TEXTO DADO —
§ §

Vamos a jugar. Ten en cuenta que en este juego tus respuestas no tienen por qué ser verdaderas, con pretensión realista o testimonial, autobiográficas, personales… Aquí lo importante es lo creíble, no la verdad. Así que te puedes inventar las respuestas mientras se atengan al principio de verosimilitud, ¿de acuerdo? Empecemos pues. ¿Crees en la poesía como una forma de la ficción?

Creo en la poesía como una forma de la imaginación. Si la ficción entra dentro de los caminos de esa imaginación, tal vez sí lo sea.

En uno de tus poemas se puede leer: “esta no ha sido una historia de amor entre tu cuerpo y el mío / acaso una historia de amor entre mis palabras y las tuyas”. ¿Es lícito confundir cuerpo y lenguaje?

Lícito, no sé. Pero sí es habitual, a menudo. Después de todo, hablamos de los gestos como de algo que se descifra, de las manos como algo que se lee… el cuerpo se nos aparece como un instrumento al servicio de un propósito (el mensaje), que se oculta de alguna manera. Me interesa ese cuerpo mistérico y matemático, y explorar las muchas formas de desvelarlo, descodificarlo (incluso destruirlo); de ponerlo en relación con otros cuerpos. Siempre vuelvo a ese maravilloso pensamiento de Barthes: “el lenguaje es una piel: yo froto mi lenguaje contra el otro”.

Y ya que hablamos lenguaje y de ficciones (y fricciones) y, en definitiva, de historias: ¿por qué “sólo las leyendas y las mentiras permanecen”?

Porque, tras el acontecimiento, nos quedan la imagen y el relato. Ambos vinculados a ideales, recuerdos, expectativas, imprecisiones… lo que somos permea en lo vivido y lo deforma (o, ¿quizá, lo conforma?). Es un asunto complejo eso de la barrera entre realidad y ficción. Si dicha barrera existe (no lo tengo tan claro), es, sin duda, bastante endeble.

En tu poema “Un páramo” dices: “no te quedas pero me incitas / a dormir con dulzura / de quien me sabe a salvo en el sueño”. ¿Crees que el sueño y la poesía son familia? ¿Es el sueño un lugar en el que estar a salvo? [¿Y la poesía?]

Si entendemos los sueños al estilo freudiano (deseos reprimidos), son lo contrario a un lugar seguro: el deseo evidencia, desestabiliza y confronta nuestros límites. Algo no necesariamente malo, pues esos límites también desatan las aspiraciones, las teorías… de nuevo, los juegos de la imaginación. En esa delicia que es el Diccionario de símbolos, Cirlot se refiere a los sueños como “portadores de verdades ocultas concernientes a la vida profunda de la psique”, y señala cómo algunas culturas les otorgaban un valor premonitorio. Quizá podríamos decir que el sueño y el poema se parezcan a eso: a una premonición. Tan ciertos como inciertos, tan promesa como amenaza.

¿Es el sueño un lugar oscuro o luminoso entonces?

Un lugar fronterizo entre ambos. ¿La penumbra, tal vez? Que, por otra parte, es la clase de lugar que más me atrae transitar, al menos en la escritura.

§ §

DATOS SIN PROCESAR —

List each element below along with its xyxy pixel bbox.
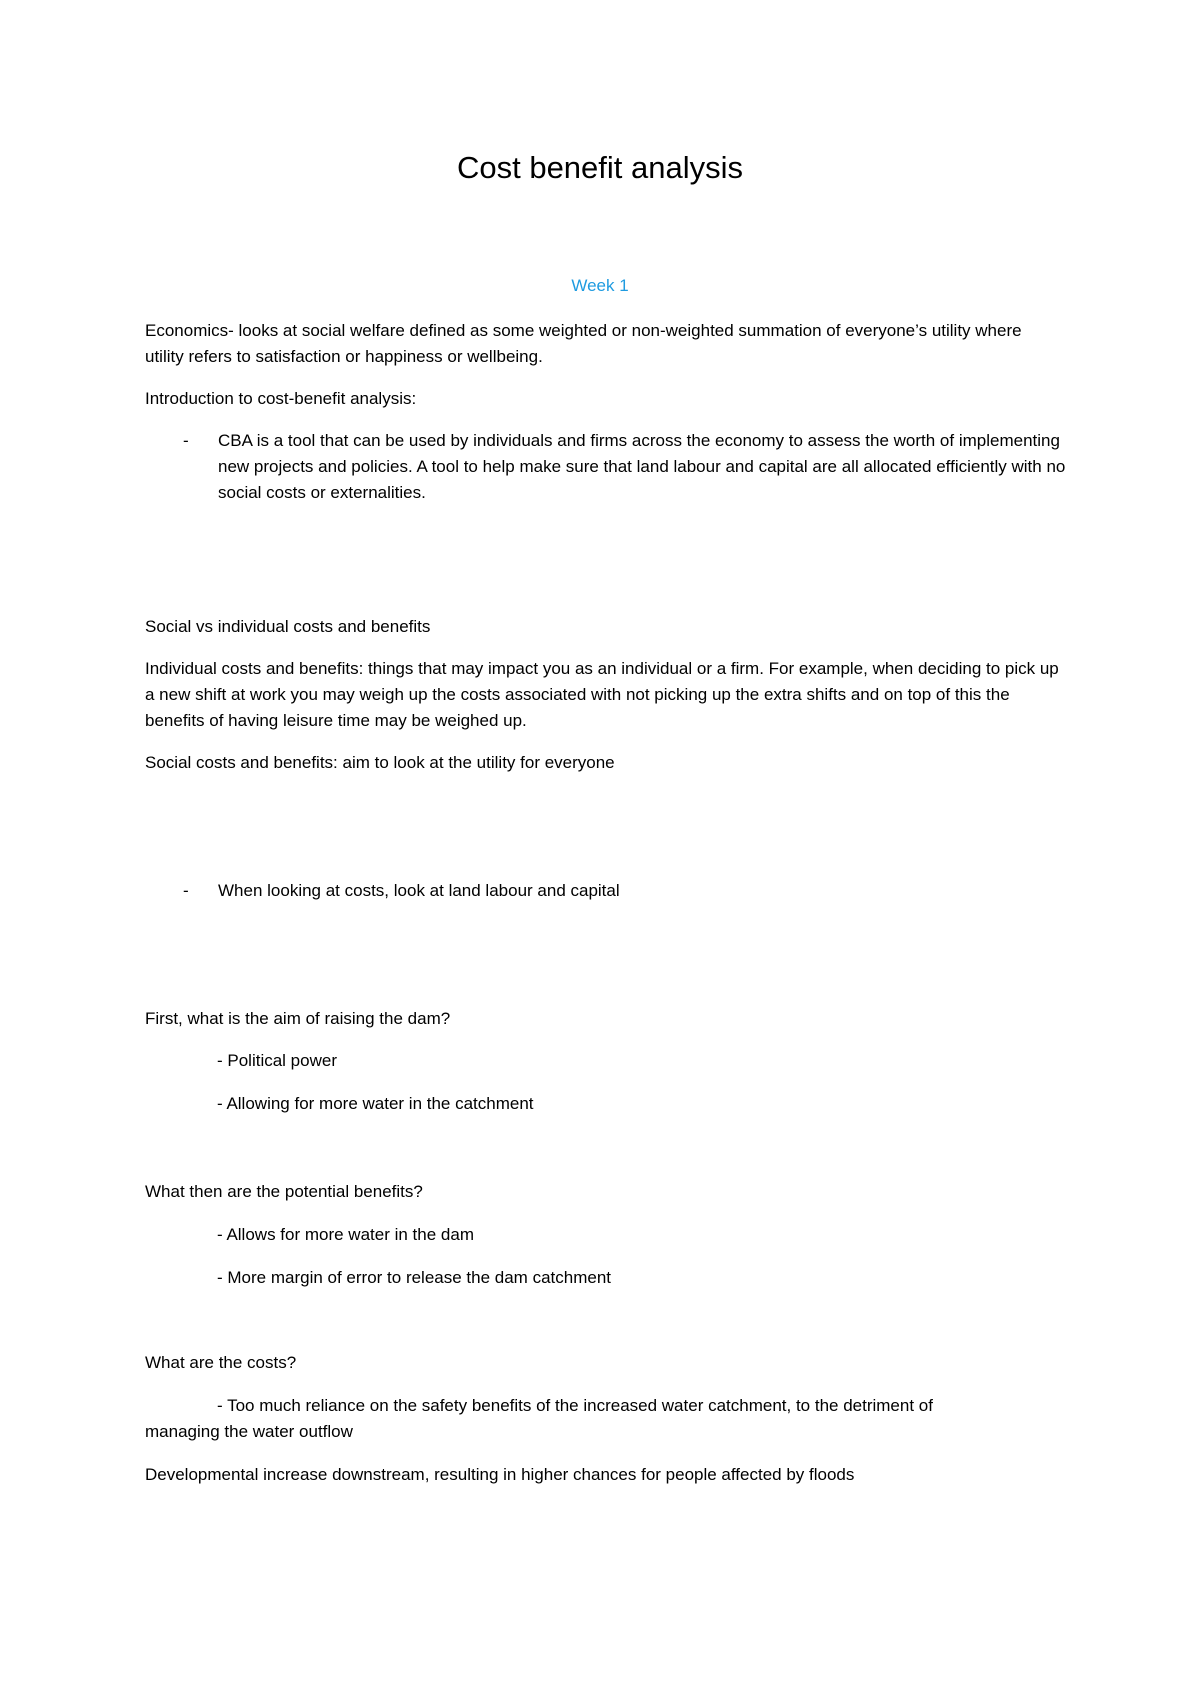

§ §

TAREA ASIGNADA 1 — Reescribe el fragmento de la entrevista comprendido entre "Y ya que hablamos" y "duda, bastante endeble.", ambos inclusive, y cambia "leyendas" por "fábulas".
TAREA ASIGNADA 2 —
Responde con base en la entrevista:
(a) ¿A qué autor pertenece la frase "el lenguaje es una piel"?
(b) ¿En qué obra describe Cirlot los sueños como portadores de verdades ocultas?
(c) ¿Qué lugar se sugiere como frontera entre lo oscuro y lo luminoso?

RESPUESTA ESPERADA 1 —
Y ya que hablamos lenguaje y de ficciones (y fricciones) y, en definitiva, de historias: ¿por qué “sólo las fábulas y las mentiras permanecen”?

Porque, tras el acontecimiento, nos quedan la imagen y el relato. Ambos vinculados a ideales, recuerdos, expectativas, imprecisiones… lo que somos permea en lo vivido y lo deforma (o, ¿quizá, lo conforma?). Es un asunto complejo eso de la barrera entre realidad y ficción. Si dicha barrera existe (no lo tengo tan claro), es, sin duda, bastante endeble.

RESPUESTA ESPERADA 2 —
(a) A Barthes.
(b) En el Diccionario de símbolos.
(c) La penumbra.